▶ _Material supplied_:
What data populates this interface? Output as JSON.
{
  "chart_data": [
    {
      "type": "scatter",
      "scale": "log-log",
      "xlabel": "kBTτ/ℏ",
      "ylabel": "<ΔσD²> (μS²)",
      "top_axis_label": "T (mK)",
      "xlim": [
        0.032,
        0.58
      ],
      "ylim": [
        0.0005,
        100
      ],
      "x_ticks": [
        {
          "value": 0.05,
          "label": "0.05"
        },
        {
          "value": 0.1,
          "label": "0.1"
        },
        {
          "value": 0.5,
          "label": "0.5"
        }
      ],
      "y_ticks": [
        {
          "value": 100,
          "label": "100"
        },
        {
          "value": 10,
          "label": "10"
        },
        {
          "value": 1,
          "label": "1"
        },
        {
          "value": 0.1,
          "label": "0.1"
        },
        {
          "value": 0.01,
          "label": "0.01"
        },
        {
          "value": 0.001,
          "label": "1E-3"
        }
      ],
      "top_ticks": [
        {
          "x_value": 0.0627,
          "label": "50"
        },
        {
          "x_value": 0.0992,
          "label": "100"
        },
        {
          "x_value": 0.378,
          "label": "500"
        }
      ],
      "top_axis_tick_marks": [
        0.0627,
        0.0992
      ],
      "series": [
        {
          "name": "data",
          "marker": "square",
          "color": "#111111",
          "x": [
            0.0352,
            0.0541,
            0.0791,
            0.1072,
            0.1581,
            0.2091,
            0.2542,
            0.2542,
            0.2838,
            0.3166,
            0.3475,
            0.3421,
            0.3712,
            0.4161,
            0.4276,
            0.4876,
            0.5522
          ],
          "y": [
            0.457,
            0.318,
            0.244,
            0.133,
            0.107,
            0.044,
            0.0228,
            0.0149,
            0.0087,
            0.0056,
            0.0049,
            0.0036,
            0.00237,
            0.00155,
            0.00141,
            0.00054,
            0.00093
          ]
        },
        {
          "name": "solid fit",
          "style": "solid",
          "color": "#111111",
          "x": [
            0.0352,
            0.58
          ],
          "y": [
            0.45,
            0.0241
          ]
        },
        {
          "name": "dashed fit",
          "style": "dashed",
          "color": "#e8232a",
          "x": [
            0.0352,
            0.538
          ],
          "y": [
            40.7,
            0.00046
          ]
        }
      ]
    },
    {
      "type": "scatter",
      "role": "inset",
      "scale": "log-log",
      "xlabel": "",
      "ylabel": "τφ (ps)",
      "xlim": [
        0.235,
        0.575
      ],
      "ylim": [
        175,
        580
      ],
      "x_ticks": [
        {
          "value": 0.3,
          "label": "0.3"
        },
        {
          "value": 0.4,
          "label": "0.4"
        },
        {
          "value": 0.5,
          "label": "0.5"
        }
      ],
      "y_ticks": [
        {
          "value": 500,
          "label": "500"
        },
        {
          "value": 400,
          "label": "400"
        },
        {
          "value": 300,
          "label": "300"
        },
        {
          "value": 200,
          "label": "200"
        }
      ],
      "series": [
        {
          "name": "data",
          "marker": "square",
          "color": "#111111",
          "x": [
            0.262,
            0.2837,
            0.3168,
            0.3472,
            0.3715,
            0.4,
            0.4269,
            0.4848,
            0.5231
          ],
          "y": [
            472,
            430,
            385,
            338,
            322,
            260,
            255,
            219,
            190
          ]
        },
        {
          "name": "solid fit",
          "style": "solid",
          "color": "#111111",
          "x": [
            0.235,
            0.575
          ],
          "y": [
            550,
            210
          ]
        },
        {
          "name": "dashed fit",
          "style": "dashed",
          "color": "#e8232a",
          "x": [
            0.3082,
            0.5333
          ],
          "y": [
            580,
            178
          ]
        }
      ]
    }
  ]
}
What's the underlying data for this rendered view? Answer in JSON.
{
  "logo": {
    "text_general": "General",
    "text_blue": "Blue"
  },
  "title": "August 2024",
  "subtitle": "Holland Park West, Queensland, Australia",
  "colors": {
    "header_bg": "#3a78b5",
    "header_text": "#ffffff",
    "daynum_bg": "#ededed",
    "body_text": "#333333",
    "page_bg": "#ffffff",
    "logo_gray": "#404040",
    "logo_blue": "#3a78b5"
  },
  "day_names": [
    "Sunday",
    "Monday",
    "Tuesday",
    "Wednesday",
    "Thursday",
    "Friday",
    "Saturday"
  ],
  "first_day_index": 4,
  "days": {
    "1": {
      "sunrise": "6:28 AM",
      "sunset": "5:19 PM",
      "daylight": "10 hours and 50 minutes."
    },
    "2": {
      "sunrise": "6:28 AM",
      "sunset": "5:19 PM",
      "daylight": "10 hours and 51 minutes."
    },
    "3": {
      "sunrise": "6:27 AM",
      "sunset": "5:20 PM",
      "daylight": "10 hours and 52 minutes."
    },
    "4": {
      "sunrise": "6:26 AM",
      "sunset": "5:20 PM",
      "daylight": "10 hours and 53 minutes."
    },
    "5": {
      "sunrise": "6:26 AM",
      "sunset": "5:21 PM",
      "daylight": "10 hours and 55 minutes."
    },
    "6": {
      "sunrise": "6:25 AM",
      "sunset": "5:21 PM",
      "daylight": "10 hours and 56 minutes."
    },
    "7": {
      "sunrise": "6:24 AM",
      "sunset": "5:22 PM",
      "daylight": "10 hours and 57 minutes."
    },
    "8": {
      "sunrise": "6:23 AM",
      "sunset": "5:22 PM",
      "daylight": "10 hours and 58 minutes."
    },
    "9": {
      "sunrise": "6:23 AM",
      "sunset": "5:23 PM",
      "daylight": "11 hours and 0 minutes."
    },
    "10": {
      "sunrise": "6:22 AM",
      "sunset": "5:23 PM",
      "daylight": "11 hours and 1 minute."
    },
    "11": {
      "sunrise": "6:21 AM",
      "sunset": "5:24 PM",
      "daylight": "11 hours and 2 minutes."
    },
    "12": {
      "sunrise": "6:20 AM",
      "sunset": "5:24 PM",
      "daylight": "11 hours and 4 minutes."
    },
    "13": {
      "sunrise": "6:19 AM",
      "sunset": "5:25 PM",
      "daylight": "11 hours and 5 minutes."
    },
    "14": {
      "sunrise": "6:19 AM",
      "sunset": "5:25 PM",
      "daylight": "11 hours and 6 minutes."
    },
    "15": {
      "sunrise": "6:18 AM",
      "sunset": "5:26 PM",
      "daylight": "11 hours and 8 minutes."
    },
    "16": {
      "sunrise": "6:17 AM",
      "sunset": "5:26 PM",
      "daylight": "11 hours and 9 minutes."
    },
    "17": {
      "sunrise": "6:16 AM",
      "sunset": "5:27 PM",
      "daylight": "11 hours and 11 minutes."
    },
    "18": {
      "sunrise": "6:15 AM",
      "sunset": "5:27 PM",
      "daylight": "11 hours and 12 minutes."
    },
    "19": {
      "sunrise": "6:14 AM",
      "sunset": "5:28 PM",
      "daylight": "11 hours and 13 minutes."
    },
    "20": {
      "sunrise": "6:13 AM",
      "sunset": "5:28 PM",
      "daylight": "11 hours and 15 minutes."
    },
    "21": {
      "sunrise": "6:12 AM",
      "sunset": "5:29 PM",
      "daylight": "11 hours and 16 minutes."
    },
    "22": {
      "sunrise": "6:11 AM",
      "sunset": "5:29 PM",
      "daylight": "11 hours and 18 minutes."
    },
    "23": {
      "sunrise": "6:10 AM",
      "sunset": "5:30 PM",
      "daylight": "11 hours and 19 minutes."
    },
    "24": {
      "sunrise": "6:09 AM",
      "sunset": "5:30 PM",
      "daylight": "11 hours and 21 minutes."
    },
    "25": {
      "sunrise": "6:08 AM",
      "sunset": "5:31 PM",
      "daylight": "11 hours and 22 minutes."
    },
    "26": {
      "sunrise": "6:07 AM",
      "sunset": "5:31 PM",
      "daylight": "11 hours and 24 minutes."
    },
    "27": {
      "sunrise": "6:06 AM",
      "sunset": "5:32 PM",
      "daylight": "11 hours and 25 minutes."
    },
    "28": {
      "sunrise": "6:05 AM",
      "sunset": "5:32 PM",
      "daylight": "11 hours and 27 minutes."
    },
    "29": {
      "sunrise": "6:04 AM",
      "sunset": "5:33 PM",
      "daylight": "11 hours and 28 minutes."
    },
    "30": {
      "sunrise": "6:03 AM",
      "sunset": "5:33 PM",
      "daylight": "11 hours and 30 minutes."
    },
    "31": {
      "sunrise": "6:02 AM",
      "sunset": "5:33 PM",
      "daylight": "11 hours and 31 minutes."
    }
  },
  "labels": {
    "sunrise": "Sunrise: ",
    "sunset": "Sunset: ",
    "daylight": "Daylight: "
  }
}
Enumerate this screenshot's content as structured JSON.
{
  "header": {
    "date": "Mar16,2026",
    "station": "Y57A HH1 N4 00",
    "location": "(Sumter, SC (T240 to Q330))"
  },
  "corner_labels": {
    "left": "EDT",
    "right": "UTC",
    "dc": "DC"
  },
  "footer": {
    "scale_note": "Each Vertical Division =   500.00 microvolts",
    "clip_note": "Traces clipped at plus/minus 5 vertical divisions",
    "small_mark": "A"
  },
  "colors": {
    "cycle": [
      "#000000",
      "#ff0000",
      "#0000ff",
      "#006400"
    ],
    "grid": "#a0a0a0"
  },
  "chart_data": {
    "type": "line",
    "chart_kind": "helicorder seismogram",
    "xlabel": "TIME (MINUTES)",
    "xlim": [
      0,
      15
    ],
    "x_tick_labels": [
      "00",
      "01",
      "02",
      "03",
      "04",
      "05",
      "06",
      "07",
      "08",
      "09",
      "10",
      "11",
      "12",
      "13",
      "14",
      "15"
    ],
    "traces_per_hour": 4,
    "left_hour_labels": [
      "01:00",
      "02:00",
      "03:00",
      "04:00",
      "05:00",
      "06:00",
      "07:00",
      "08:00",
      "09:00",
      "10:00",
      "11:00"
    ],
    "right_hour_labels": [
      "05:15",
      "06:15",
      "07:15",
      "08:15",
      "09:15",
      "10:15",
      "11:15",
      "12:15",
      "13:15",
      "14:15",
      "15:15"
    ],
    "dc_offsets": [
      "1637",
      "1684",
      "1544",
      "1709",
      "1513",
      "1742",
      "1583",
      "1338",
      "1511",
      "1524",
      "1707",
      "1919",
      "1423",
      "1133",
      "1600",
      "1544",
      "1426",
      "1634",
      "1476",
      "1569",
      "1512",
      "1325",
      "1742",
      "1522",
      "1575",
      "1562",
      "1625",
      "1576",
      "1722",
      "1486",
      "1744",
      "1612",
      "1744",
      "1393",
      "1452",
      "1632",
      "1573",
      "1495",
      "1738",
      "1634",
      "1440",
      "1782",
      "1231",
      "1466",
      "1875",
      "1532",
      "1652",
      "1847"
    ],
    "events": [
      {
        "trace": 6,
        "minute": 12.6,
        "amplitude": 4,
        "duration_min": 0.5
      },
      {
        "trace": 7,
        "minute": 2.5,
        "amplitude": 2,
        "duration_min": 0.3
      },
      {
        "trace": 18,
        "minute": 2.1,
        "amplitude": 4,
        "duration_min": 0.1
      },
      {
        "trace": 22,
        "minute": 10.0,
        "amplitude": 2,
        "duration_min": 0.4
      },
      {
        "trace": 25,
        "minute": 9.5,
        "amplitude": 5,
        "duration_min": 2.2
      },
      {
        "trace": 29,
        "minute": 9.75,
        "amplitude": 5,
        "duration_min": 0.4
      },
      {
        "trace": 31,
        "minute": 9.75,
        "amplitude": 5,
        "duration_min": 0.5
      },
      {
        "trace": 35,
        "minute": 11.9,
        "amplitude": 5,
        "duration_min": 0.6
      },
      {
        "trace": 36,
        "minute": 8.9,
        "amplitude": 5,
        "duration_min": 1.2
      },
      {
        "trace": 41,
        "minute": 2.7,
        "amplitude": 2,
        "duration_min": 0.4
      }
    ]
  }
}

▶ _Brief_:
Each line of the material that holds the string "What" counts once; give the total alone.

▶ _Written answer_:
2